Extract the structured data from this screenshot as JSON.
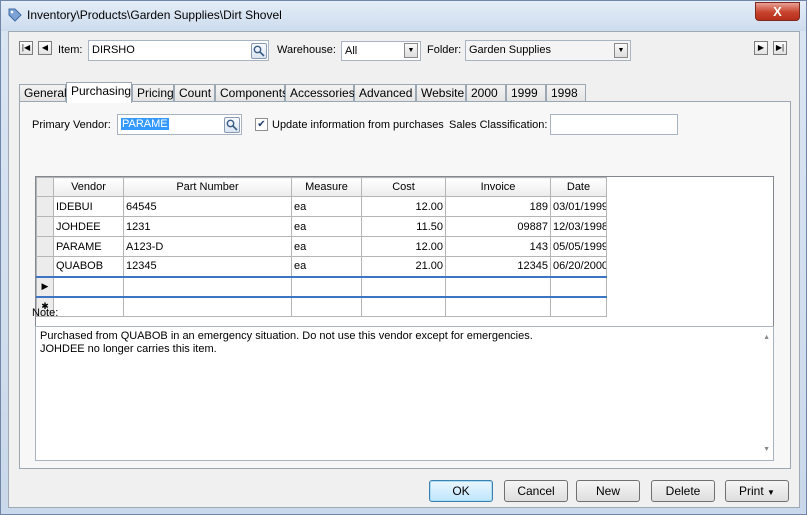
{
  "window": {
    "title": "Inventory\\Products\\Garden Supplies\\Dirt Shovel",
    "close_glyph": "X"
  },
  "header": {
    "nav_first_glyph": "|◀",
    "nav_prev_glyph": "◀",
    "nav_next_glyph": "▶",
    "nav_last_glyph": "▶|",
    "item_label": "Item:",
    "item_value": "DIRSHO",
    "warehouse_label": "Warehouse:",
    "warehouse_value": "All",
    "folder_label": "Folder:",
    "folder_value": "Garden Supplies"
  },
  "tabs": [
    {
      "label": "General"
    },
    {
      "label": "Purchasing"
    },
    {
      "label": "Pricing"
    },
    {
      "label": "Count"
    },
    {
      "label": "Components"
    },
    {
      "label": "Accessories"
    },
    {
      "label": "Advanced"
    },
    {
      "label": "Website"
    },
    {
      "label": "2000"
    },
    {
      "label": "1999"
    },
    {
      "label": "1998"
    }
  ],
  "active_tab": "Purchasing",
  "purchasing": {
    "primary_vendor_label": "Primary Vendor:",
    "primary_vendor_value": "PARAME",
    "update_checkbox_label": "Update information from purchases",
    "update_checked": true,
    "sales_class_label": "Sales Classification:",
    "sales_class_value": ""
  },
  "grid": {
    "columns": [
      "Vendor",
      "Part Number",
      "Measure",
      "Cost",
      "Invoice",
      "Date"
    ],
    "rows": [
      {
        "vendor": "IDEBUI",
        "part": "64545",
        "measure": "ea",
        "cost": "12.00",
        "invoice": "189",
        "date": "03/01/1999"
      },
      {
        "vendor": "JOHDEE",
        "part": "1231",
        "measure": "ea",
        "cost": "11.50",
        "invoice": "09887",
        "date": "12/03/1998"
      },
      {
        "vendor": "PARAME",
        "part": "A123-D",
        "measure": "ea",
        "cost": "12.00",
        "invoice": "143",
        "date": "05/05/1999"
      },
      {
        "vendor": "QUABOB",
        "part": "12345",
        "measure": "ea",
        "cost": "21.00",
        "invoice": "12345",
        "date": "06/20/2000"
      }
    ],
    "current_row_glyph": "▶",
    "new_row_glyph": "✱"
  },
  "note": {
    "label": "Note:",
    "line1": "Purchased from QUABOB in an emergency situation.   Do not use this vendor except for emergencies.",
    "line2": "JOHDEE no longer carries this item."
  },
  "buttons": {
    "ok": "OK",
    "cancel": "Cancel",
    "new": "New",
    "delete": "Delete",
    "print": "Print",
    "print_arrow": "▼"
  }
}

● **Stated task**
Repeat the full listing above exactly, with no pictures in the copy.

● **Problem solution**
Extract the structured data from this screenshot as JSON.
{
  "window": {
    "title": "Inventory\\Products\\Garden Supplies\\Dirt Shovel",
    "close_glyph": "X"
  },
  "header": {
    "nav_first_glyph": "|◀",
    "nav_prev_glyph": "◀",
    "nav_next_glyph": "▶",
    "nav_last_glyph": "▶|",
    "item_label": "Item:",
    "item_value": "DIRSHO",
    "warehouse_label": "Warehouse:",
    "warehouse_value": "All",
    "folder_label": "Folder:",
    "folder_value": "Garden Supplies"
  },
  "tabs": [
    {
      "label": "General"
    },
    {
      "label": "Purchasing"
    },
    {
      "label": "Pricing"
    },
    {
      "label": "Count"
    },
    {
      "label": "Components"
    },
    {
      "label": "Accessories"
    },
    {
      "label": "Advanced"
    },
    {
      "label": "Website"
    },
    {
      "label": "2000"
    },
    {
      "label": "1999"
    },
    {
      "label": "1998"
    }
  ],
  "active_tab": "Purchasing",
  "purchasing": {
    "primary_vendor_label": "Primary Vendor:",
    "primary_vendor_value": "PARAME",
    "update_checkbox_label": "Update information from purchases",
    "update_checked": true,
    "sales_class_label": "Sales Classification:",
    "sales_class_value": ""
  },
  "grid": {
    "columns": [
      "Vendor",
      "Part Number",
      "Measure",
      "Cost",
      "Invoice",
      "Date"
    ],
    "rows": [
      {
        "vendor": "IDEBUI",
        "part": "64545",
        "measure": "ea",
        "cost": "12.00",
        "invoice": "189",
        "date": "03/01/1999"
      },
      {
        "vendor": "JOHDEE",
        "part": "1231",
        "measure": "ea",
        "cost": "11.50",
        "invoice": "09887",
        "date": "12/03/1998"
      },
      {
        "vendor": "PARAME",
        "part": "A123-D",
        "measure": "ea",
        "cost": "12.00",
        "invoice": "143",
        "date": "05/05/1999"
      },
      {
        "vendor": "QUABOB",
        "part": "12345",
        "measure": "ea",
        "cost": "21.00",
        "invoice": "12345",
        "date": "06/20/2000"
      }
    ],
    "current_row_glyph": "▶",
    "new_row_glyph": "✱"
  },
  "note": {
    "label": "Note:",
    "line1": "Purchased from QUABOB in an emergency situation.   Do not use this vendor except for emergencies.",
    "line2": "JOHDEE no longer carries this item."
  },
  "buttons": {
    "ok": "OK",
    "cancel": "Cancel",
    "new": "New",
    "delete": "Delete",
    "print": "Print",
    "print_arrow": "▼"
  }
}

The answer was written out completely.